Supplied information —
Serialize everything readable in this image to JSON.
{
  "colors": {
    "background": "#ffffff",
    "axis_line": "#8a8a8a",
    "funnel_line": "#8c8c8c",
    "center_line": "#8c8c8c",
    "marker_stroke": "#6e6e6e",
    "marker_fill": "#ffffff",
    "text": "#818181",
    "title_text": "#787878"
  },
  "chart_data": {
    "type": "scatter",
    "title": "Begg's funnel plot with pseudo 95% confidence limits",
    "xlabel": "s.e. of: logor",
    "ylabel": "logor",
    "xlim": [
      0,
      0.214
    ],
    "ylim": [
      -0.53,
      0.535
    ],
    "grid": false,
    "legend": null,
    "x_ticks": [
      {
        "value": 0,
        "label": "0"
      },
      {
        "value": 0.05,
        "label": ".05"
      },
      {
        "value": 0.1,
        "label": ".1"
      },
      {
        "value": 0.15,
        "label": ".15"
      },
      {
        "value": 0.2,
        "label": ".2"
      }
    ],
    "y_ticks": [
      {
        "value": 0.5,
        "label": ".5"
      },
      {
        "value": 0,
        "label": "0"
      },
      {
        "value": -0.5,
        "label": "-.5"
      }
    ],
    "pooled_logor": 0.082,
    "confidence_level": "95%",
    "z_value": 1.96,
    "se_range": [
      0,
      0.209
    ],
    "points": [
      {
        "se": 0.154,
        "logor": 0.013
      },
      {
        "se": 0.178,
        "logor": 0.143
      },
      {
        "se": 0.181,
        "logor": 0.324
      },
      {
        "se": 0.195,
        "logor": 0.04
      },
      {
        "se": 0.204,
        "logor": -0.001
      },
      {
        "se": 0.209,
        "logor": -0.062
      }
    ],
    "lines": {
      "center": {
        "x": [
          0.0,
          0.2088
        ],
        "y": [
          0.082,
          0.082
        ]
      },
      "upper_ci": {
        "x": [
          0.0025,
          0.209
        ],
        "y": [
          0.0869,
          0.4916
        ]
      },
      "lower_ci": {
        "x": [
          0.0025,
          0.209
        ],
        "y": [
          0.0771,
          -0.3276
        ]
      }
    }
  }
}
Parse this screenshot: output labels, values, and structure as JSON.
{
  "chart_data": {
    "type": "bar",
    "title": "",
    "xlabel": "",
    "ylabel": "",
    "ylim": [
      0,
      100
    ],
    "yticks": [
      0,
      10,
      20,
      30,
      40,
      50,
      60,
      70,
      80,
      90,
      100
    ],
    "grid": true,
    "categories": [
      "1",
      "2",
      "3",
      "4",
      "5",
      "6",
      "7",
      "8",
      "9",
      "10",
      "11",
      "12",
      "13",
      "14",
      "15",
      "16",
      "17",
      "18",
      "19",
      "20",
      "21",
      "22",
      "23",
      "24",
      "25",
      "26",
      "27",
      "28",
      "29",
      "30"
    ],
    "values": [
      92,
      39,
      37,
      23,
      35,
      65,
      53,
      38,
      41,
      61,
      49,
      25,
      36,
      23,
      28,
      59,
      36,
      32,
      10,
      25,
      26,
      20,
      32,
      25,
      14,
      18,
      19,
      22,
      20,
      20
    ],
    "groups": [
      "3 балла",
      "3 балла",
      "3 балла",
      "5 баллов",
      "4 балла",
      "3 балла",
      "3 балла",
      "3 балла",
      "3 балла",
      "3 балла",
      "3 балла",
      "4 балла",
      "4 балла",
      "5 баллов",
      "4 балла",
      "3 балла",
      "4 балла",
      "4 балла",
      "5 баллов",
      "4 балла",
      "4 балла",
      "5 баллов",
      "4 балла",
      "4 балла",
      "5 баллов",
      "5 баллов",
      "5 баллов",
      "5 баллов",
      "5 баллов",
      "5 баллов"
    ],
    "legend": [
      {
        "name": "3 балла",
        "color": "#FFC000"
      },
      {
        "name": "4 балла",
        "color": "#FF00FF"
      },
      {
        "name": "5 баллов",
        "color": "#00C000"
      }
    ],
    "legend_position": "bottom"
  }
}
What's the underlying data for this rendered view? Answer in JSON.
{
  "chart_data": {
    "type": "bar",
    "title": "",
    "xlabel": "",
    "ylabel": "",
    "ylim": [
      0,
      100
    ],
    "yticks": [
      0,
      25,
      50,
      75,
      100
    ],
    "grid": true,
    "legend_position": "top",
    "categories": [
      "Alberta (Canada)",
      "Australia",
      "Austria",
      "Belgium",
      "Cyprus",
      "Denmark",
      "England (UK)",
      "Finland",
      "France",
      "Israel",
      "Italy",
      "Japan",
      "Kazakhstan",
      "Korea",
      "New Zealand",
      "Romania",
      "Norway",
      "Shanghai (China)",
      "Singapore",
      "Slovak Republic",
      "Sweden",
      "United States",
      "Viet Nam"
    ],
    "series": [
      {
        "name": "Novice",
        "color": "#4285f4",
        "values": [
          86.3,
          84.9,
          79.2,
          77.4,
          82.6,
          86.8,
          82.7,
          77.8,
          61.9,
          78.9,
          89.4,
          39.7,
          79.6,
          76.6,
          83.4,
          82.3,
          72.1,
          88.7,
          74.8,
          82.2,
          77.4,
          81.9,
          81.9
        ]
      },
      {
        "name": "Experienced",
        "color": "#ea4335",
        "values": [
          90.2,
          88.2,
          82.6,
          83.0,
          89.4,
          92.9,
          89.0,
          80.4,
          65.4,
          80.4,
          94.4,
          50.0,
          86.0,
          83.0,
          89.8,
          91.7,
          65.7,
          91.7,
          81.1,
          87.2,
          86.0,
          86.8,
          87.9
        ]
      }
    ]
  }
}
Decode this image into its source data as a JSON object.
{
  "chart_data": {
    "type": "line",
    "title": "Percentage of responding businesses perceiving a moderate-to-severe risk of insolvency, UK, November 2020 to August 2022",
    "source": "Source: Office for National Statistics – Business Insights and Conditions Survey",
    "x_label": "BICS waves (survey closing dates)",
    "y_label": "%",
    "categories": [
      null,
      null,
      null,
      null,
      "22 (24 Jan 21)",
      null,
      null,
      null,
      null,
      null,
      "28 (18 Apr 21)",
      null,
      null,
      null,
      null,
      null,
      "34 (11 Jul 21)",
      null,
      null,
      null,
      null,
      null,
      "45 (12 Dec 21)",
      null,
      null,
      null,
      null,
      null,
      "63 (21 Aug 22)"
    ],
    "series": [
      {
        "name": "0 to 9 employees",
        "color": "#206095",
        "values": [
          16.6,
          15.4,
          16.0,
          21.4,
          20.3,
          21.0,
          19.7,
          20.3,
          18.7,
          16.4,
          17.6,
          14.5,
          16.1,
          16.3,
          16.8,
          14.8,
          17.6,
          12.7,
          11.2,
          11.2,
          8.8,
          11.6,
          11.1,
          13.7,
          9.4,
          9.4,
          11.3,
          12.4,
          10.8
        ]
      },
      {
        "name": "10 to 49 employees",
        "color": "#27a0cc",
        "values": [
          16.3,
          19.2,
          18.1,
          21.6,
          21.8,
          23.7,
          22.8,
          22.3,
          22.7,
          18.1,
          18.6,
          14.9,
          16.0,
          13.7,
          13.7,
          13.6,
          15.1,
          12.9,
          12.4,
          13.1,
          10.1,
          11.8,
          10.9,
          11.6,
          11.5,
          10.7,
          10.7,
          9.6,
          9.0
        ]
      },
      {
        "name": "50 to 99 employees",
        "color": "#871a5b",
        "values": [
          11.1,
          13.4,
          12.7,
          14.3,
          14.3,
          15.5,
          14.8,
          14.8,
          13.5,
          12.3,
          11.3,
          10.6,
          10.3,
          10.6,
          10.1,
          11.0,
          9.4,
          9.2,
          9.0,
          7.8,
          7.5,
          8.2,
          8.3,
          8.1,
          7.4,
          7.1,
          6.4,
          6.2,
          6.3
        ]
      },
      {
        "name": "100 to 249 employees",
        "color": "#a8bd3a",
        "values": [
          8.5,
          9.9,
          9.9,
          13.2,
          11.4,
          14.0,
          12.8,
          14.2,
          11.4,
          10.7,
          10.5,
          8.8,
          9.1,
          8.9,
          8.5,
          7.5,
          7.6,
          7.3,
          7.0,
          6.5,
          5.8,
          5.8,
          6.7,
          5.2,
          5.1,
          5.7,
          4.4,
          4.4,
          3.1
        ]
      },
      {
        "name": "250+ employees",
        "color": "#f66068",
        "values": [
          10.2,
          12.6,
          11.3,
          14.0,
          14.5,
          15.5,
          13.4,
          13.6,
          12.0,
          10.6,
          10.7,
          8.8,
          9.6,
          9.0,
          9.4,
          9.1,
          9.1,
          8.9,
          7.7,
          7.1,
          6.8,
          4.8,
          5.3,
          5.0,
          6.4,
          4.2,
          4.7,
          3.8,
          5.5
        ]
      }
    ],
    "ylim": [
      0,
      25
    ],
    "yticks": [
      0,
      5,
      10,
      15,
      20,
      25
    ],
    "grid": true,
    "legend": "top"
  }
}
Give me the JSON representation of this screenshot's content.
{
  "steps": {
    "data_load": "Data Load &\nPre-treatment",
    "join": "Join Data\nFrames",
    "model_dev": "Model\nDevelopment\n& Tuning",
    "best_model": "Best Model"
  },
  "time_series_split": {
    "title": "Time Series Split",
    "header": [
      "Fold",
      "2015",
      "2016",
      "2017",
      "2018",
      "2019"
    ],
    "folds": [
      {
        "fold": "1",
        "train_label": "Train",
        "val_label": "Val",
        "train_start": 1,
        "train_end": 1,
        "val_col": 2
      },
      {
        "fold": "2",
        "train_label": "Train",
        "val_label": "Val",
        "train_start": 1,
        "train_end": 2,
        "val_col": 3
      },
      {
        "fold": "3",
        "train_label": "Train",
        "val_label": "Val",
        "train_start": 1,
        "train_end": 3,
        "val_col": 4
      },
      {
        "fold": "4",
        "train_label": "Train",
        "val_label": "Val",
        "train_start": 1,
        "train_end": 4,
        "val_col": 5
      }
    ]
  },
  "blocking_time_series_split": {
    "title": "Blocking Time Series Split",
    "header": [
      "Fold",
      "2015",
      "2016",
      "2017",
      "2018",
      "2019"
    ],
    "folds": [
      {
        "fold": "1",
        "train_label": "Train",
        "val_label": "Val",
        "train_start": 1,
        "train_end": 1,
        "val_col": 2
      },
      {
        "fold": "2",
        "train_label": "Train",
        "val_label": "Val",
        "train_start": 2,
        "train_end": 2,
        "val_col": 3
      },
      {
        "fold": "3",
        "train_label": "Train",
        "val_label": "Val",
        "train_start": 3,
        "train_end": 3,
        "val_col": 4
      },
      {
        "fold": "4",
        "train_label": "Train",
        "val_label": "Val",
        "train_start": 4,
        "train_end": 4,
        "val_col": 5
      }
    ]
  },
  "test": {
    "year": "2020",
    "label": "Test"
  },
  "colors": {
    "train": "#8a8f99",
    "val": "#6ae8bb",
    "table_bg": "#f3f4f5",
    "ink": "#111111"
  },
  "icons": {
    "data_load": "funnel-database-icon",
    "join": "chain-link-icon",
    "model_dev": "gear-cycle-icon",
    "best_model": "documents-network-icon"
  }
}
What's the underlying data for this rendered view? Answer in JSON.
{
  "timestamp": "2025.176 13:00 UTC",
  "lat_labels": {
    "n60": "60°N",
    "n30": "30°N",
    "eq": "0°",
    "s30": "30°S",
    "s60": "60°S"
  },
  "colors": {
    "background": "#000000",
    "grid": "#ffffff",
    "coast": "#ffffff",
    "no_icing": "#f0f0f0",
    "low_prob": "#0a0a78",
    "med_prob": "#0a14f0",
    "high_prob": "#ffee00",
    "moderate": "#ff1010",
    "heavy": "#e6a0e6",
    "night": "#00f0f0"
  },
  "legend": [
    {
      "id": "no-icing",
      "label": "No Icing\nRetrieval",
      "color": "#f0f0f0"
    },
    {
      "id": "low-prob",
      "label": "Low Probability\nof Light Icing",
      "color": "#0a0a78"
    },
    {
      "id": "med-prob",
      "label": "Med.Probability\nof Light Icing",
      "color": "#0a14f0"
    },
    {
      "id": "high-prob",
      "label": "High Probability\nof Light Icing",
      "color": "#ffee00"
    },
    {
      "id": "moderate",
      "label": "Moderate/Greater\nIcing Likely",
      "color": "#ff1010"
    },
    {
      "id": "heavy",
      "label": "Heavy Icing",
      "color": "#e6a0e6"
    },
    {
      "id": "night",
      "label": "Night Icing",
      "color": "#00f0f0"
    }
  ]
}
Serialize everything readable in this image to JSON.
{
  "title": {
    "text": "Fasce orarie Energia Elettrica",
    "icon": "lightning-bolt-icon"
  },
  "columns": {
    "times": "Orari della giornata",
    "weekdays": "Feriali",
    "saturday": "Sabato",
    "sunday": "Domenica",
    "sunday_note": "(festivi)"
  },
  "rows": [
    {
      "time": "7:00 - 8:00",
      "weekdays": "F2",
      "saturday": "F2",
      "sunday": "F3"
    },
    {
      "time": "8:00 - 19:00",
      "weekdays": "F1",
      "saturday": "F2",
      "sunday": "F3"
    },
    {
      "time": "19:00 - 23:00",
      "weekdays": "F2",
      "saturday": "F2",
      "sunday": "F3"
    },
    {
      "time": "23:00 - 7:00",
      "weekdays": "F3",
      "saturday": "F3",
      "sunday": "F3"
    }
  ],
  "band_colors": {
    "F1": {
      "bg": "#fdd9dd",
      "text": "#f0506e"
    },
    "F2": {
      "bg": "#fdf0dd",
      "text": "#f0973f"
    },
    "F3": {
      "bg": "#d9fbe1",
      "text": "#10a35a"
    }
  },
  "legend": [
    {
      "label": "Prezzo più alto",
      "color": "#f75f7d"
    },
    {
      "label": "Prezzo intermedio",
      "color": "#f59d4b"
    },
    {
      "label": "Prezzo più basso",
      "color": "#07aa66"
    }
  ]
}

Goal — Out of the material above, gather each line where "name" appears.

Exercise response —
        "name": "3 балла",
        "name": "4 балла",
        "name": "5 баллов",
        "name": "Novice",
        "name": "Experienced",
        "name": "0 to 9 employees",
        "name": "10 to 49 employees",
        "name": "50 to 99 employees",
        "name": "100 to 249 employees",
        "name": "250+ employees",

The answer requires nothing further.